GIVEN EXERCISE:
Write out every record below exactly as it appears.

** START PROVIDED DATA **

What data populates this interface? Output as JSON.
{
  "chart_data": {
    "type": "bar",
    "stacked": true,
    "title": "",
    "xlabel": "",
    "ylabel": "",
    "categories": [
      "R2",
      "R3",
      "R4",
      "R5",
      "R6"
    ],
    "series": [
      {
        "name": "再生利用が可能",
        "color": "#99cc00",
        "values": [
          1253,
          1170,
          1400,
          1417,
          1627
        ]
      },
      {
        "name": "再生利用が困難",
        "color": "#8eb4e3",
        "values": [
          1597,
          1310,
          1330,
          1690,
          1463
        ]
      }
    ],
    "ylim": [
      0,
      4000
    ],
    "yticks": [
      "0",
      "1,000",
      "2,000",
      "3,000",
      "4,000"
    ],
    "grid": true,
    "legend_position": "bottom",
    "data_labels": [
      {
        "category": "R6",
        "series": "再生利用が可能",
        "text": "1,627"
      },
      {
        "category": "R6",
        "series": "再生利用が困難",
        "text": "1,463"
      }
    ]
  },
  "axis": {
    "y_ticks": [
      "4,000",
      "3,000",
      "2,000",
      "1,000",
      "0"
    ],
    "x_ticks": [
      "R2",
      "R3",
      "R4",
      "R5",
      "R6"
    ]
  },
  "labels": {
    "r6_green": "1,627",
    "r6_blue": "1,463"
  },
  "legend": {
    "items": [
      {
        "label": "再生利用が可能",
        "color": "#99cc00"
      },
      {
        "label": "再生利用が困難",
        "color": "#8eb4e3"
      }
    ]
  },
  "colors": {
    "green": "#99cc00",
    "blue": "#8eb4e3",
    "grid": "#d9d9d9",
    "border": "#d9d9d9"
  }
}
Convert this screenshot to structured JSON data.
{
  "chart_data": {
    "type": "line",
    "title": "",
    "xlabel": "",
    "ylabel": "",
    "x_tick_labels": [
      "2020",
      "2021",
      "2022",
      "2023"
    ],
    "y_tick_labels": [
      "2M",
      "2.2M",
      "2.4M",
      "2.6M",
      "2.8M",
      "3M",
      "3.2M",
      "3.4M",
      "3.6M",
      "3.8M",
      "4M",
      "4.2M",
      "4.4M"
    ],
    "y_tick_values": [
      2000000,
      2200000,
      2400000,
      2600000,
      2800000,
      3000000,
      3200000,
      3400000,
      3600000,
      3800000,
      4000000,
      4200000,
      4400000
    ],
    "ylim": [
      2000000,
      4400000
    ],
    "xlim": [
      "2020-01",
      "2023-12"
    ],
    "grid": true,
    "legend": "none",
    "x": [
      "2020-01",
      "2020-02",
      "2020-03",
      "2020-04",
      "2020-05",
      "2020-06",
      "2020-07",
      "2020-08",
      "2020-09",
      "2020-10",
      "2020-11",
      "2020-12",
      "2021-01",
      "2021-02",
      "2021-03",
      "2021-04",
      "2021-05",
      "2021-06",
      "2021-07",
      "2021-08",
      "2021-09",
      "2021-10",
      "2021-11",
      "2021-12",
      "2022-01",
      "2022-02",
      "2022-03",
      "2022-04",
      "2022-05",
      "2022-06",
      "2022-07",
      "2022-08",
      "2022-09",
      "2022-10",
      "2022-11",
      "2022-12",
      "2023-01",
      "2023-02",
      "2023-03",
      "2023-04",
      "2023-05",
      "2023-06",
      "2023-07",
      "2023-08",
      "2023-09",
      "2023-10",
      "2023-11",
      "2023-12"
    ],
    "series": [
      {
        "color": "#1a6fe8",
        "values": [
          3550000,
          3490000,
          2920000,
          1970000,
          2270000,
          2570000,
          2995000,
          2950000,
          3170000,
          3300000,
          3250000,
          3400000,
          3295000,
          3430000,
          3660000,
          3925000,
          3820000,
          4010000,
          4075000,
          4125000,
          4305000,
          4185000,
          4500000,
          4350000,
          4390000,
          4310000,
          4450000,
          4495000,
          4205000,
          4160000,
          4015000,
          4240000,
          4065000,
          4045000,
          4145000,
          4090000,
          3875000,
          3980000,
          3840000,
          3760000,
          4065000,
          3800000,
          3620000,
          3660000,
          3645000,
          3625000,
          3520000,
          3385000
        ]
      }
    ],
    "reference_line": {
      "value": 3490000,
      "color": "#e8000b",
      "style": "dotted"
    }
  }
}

** END PROVIDED DATA **

FULL OUTPUT:
What data populates this interface? Output as JSON.
{
  "chart_data": {
    "type": "bar",
    "stacked": true,
    "title": "",
    "xlabel": "",
    "ylabel": "",
    "categories": [
      "R2",
      "R3",
      "R4",
      "R5",
      "R6"
    ],
    "series": [
      {
        "name": "再生利用が可能",
        "color": "#99cc00",
        "values": [
          1253,
          1170,
          1400,
          1417,
          1627
        ]
      },
      {
        "name": "再生利用が困難",
        "color": "#8eb4e3",
        "values": [
          1597,
          1310,
          1330,
          1690,
          1463
        ]
      }
    ],
    "ylim": [
      0,
      4000
    ],
    "yticks": [
      "0",
      "1,000",
      "2,000",
      "3,000",
      "4,000"
    ],
    "grid": true,
    "legend_position": "bottom",
    "data_labels": [
      {
        "category": "R6",
        "series": "再生利用が可能",
        "text": "1,627"
      },
      {
        "category": "R6",
        "series": "再生利用が困難",
        "text": "1,463"
      }
    ]
  },
  "axis": {
    "y_ticks": [
      "4,000",
      "3,000",
      "2,000",
      "1,000",
      "0"
    ],
    "x_ticks": [
      "R2",
      "R3",
      "R4",
      "R5",
      "R6"
    ]
  },
  "labels": {
    "r6_green": "1,627",
    "r6_blue": "1,463"
  },
  "legend": {
    "items": [
      {
        "label": "再生利用が可能",
        "color": "#99cc00"
      },
      {
        "label": "再生利用が困難",
        "color": "#8eb4e3"
      }
    ]
  },
  "colors": {
    "green": "#99cc00",
    "blue": "#8eb4e3",
    "grid": "#d9d9d9",
    "border": "#d9d9d9"
  }
}
Convert this screenshot to structured JSON data.
{
  "chart_data": {
    "type": "line",
    "title": "",
    "xlabel": "",
    "ylabel": "",
    "x_tick_labels": [
      "2020",
      "2021",
      "2022",
      "2023"
    ],
    "y_tick_labels": [
      "2M",
      "2.2M",
      "2.4M",
      "2.6M",
      "2.8M",
      "3M",
      "3.2M",
      "3.4M",
      "3.6M",
      "3.8M",
      "4M",
      "4.2M",
      "4.4M"
    ],
    "y_tick_values": [
      2000000,
      2200000,
      2400000,
      2600000,
      2800000,
      3000000,
      3200000,
      3400000,
      3600000,
      3800000,
      4000000,
      4200000,
      4400000
    ],
    "ylim": [
      2000000,
      4400000
    ],
    "xlim": [
      "2020-01",
      "2023-12"
    ],
    "grid": true,
    "legend": "none",
    "x": [
      "2020-01",
      "2020-02",
      "2020-03",
      "2020-04",
      "2020-05",
      "2020-06",
      "2020-07",
      "2020-08",
      "2020-09",
      "2020-10",
      "2020-11",
      "2020-12",
      "2021-01",
      "2021-02",
      "2021-03",
      "2021-04",
      "2021-05",
      "2021-06",
      "2021-07",
      "2021-08",
      "2021-09",
      "2021-10",
      "2021-11",
      "2021-12",
      "2022-01",
      "2022-02",
      "2022-03",
      "2022-04",
      "2022-05",
      "2022-06",
      "2022-07",
      "2022-08",
      "2022-09",
      "2022-10",
      "2022-11",
      "2022-12",
      "2023-01",
      "2023-02",
      "2023-03",
      "2023-04",
      "2023-05",
      "2023-06",
      "2023-07",
      "2023-08",
      "2023-09",
      "2023-10",
      "2023-11",
      "2023-12"
    ],
    "series": [
      {
        "color": "#1a6fe8",
        "values": [
          3550000,
          3490000,
          2920000,
          1970000,
          2270000,
          2570000,
          2995000,
          2950000,
          3170000,
          3300000,
          3250000,
          3400000,
          3295000,
          3430000,
          3660000,
          3925000,
          3820000,
          4010000,
          4075000,
          4125000,
          4305000,
          4185000,
          4500000,
          4350000,
          4390000,
          4310000,
          4450000,
          4495000,
          4205000,
          4160000,
          4015000,
          4240000,
          4065000,
          4045000,
          4145000,
          4090000,
          3875000,
          3980000,
          3840000,
          3760000,
          4065000,
          3800000,
          3620000,
          3660000,
          3645000,
          3625000,
          3520000,
          3385000
        ]
      }
    ],
    "reference_line": {
      "value": 3490000,
      "color": "#e8000b",
      "style": "dotted"
    }
  }
}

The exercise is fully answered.